| SUPPLIED PASSAGE |
'''

Her fat Italian hands nudge a calculator through the hatch to illustrate the price to a non-Italian speaker. Her fingers swollen and creased like the gnarled tree roots I'd fearfully hop over on the banks of the broadwater when I was a wide-eyed child dreamer in a smaller, chubbier body. I'm still fearful not to trip over my roots. I thought at that point that all kids had kingfishers in their back garden when in fact they had snapped plastic shovels and useless trampolines. While I was communing with these slender, iridescent darts – imperious hunters in bejewelled plumage, other kids smashed franchised toys over each other's heads in an unconscious precursor to the abuse they'd come to unload onto their wives in an unbroken programme of repression and inarticulable rage.

I boarded the boat to Isola Madre, wishing as the brisk wind across the lake kicked at my cheeks that I'd brought the hoodie I inherited from my junkie ex. Hoods and cowels are the uniform of cults, of secret societies and there are few more secretive or cultish sorts than junkies. The lies of an addict spin out into a web like a stained glass window the colour of blood on the wall of their sad, warmthless chapel. The hoodie at once anonymises and announces them – a cocoon and corset to darken their brow and make their wired eyes and yellow skin less visible as they ghost through the streets in thrall to their solitary faith. There's only one way to join this cult and it's a blood ritual of initiation to be repeated slavishly along a parabolic curve of greater need whereupon peaking, you either overdoes, die, enter rehab or simply cease to exist beyond the demands of the cult. If you're not in the cult, communication is impossible – like a car trying to decode Rilke to a pineapple. A pineapple in a hoodie that nods, smiles, its mind constantly navigating other plans while appearing to engage you in the present with attentive ears and eyes.

My Italian is poor and threadbare at current. I said to mother yesteerday, offering to share the table refreshment 'my water is your house' and as I pulled towards Isola Madre, part of me, the unpricked, ageless, innocent vault at my core hoped that stepping onto the island might be like re-entering the womb to be nourished and renewed with the amniotic fluid of our first supper; to be thrown out in my renaissance with fresh-polished armour and organs that don't flap or pulse fatigued with anxiety or gentle desolation.

'''

| EXERCISE INSTRUCTIONS |
• A. In the Isola Madre passage, from whom did the narrator inherit the hoodie?
• B. Reproduce everything in the Isola Madre passage from "Her fat Italian" down to "and inarticulable rage.".
• C. Carry the Isola Madre passage forward, writing the next part after its final sentence.

| EXCERPTED RECORDS |
'''

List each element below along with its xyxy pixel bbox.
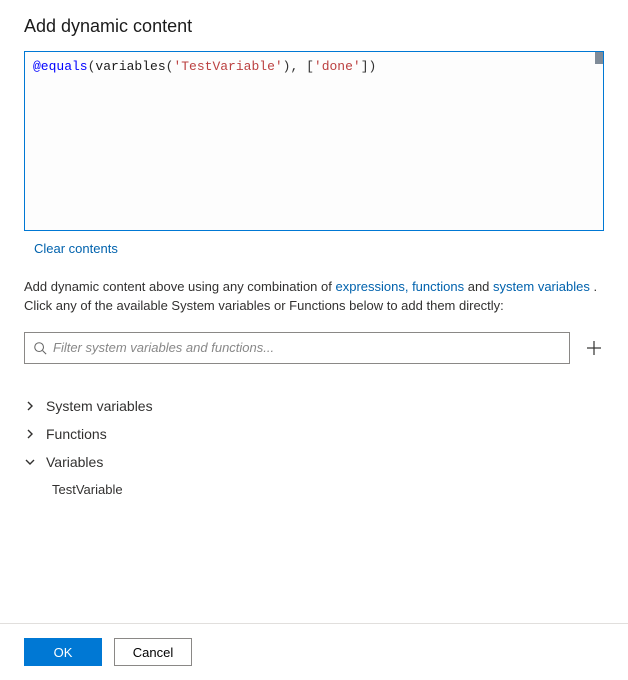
help-text: Add dynamic content above using any comb…: [24, 278, 604, 316]
clear-contents-link[interactable]: Clear contents: [34, 241, 118, 256]
tree-group-functions[interactable]: Functions: [24, 420, 604, 448]
expr-token: 'done': [314, 59, 361, 74]
expr-token: ), [: [283, 59, 314, 74]
add-button[interactable]: [584, 338, 604, 358]
tree-group-label: Variables: [46, 454, 103, 470]
tree-group-system-variables[interactable]: System variables: [24, 392, 604, 420]
page-title: Add dynamic content: [24, 16, 604, 37]
expression-editor[interactable]: @equals(variables('TestVariable'), ['don…: [24, 51, 604, 231]
tree-group-label: Functions: [46, 426, 107, 442]
footer: OK Cancel: [0, 623, 628, 680]
chevron-down-icon: [24, 456, 36, 468]
chevron-right-icon: [24, 428, 36, 440]
filter-input[interactable]: [53, 340, 561, 355]
tree-leaf[interactable]: TestVariable: [24, 476, 604, 503]
plus-icon: [586, 340, 602, 356]
filter-box[interactable]: [24, 332, 570, 364]
search-icon: [33, 341, 47, 355]
tree: System variables Functions Variables TestVa…: [24, 392, 604, 503]
tree-group-label: System variables: [46, 398, 153, 414]
chevron-right-icon: [24, 400, 36, 412]
cancel-button[interactable]: Cancel: [114, 638, 192, 666]
expressions-functions-link[interactable]: expressions, functions: [335, 279, 464, 294]
expr-token: variables: [95, 59, 165, 74]
help-mid: and: [464, 279, 493, 294]
ok-button[interactable]: OK: [24, 638, 102, 666]
expr-token: @equals: [33, 59, 88, 74]
tree-group-variables[interactable]: Variables: [24, 448, 604, 476]
expr-token: ]): [361, 59, 377, 74]
help-pre: Add dynamic content above using any comb…: [24, 279, 335, 294]
system-variables-link[interactable]: system variables: [493, 279, 590, 294]
expr-token: 'TestVariable': [173, 59, 282, 74]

'''

| FINAL ANSWERS |
• A. From the narrator's junkie ex.

• B.
Her fat Italian hands nudge a calculator through the hatch to illustrate the price to a non-Italian speaker. Her fingers swollen and creased like the gnarled tree roots I'd fearfully hop over on the banks of the broadwater when I was a wide-eyed child dreamer in a smaller, chubbier body. I'm still fearful not to trip over my roots. I thought at that point that all kids had kingfishers in their back garden when in fact they had snapped plastic shovels and useless trampolines. While I was communing with these slender, iridescent darts – imperious hunters in bejewelled plumage, other kids smashed franchised toys over each other's heads in an unconscious precursor to the abuse they'd come to unload onto their wives in an unbroken programme of repression and inarticulable rage.

• C.
Sometimes when I see a mountain I want to embrace it for not being temporary. Flesh whithers, emotions die, opinions invert via the slalom of experience, but iron and rock, plugged into the magma of the earth don't bend or shift or fail.

Wednesday, 23 October 2013

Once Upon A Time In The Ionian



...Being the unedited notes of an errant mariner since unheard of... The '---' mark prior to a paragraph indicates the beginning of a new entry. The whole adventure appears to have been undertaken within around a fortnight. Or it may not have occurred at all. 

  --- 

Today's notes - this new island appears to be covertly micro-managed by a cabal of feral kittens, herding witless humans into acts of unspeakable squalor. Permitted our escape, we'll be proposing Obamacare, and for the entire island to be nuked before the cat mafia extends their regime of backhanders and threats to the neighbouring oases. These Grecian kittens are gangsta-as-fuck. The humans are terrified of them. Cold malevolent glare. The one on the left is known locally as The Don and is suspected to feast on asthmatic babies while failing to complete the Sudoku. 
 
--- 

After fending off the feral gangsta kittens we took to the wild Ionian sea, powered solely by Jacques Brel and a robust Mythos hangover. Ralph The Cicada, famous for having been used as percussion on a recent Demis Roussos b-side, advised us on the whereabouts of a local dragon. We'll explore this new island tomorrow.. This is the mayor of the island, Earnest Samuel Saghound. He keeps everything in order and greets weary-legged newcomers with a droopy smile and a thin phial of grappa. He also boasts the power of omnipresence. 

--- 

On this new island, Joe and I, as committed adventure boys, took ourselves on a grand constitutional whose revelations encompassed such dawning a as - and I shall on this rare occasion bullet-point - . Ok gals, it seems that Leann doesn't in fact Rime at all, with ANYTHING . However many cabbage whites you might glimpse, butter just doesn't fly. . Whatever it is, It's just another Mister Lizard. . Sometime a profane and aggressive cat will guard a gigantuam cactus. When said cat does indeed blurt profanity, this is known locally as a cat-cuss. . And we saw a train of army ants efficiently and militantly (obviously, duh, they're a fucking army, dickhead) ferrying the gutted funnel of a dead worm from one road side to another! . Longos is UTTERLY beautiful and concluded our minor tour of this labyrinthine little island... 

--- 

Today we sailed from Lakka, on Paxos, to Preveza, departing at 8am and arriving at 5:30pm, covering around 40 miles of really rough, choppy seas with high winds. I helmed for the first time, for one of this hours, and utterly loved it. Consequently my giblets ache. We re-christened the boat Joanna Lumley, having been dissatisfied with her given appellation of Sue from day one. Joe Nockles and I found our first Grecian ACAB. We're all experiencing seal eggs. Or something. Anna Nockles has proven herself a robust high priestess of the waves. We have yet to identify which animal governs this new island but shall report as this information presents itself.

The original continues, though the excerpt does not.